- TASK STATEMENT
Output the full listing below exactly, without the pictures.
····················
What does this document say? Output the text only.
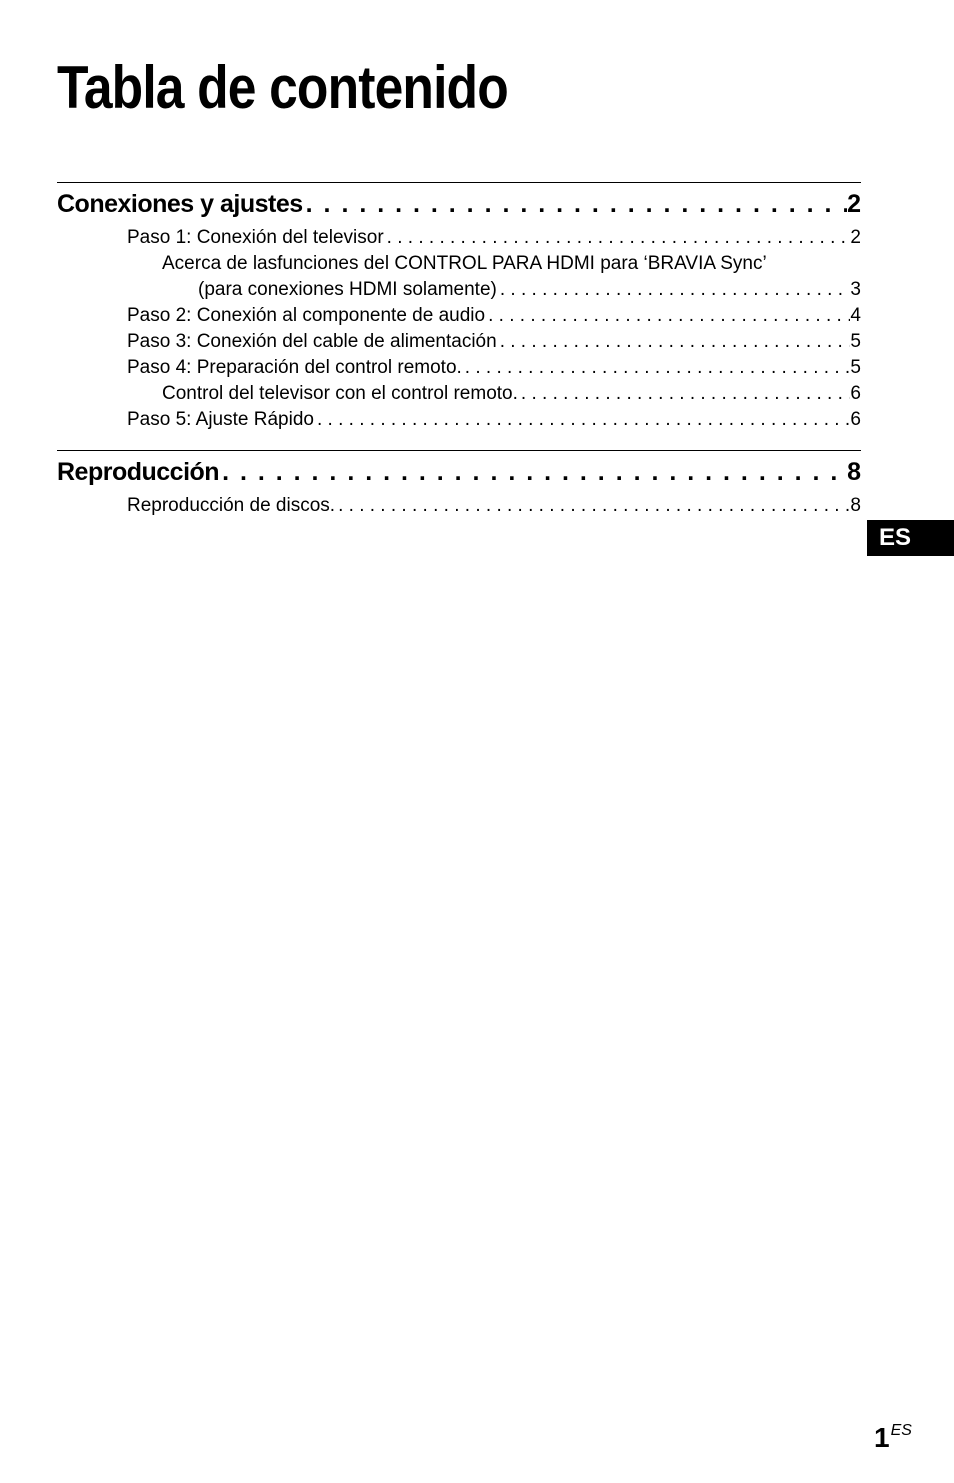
Tabla de contenido
Conexiones y ajustes . . .	2
Paso 1: Conexión del televisor . . .	2
Acerca de lasfunciones del CONTROL PARA HDMI para ‘BRAVIA Sync’
(para conexiones HDMI solamente) . . .	3
Paso 2: Conexión al componente de audio . . .	4
Paso 3: Conexión del cable de alimentación . . .	5
Paso 4: Preparación del control remoto. . . .	5
Control del televisor con el control remoto. . . .	6
Paso 5: Ajuste Rápido . . .	6
Reproducción . . .	8
Reproducción de discos. . . .	8
ES
1ES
····················
- RESULT OF THE TASK
What does this document say? Output the text only.
Tabla de contenido
Conexiones y ajustes . . .	2
Paso 1: Conexión del televisor . . .	2
Acerca de lasfunciones del CONTROL PARA HDMI para ‘BRAVIA Sync’
(para conexiones HDMI solamente) . . .	3
Paso 2: Conexión al componente de audio . . .	4
Paso 3: Conexión del cable de alimentación . . .	5
Paso 4: Preparación del control remoto. . . .	5
Control del televisor con el control remoto. . . .	6
Paso 5: Ajuste Rápido . . .	6
Reproducción . . .	8
Reproducción de discos. . . .	8
ES
1ES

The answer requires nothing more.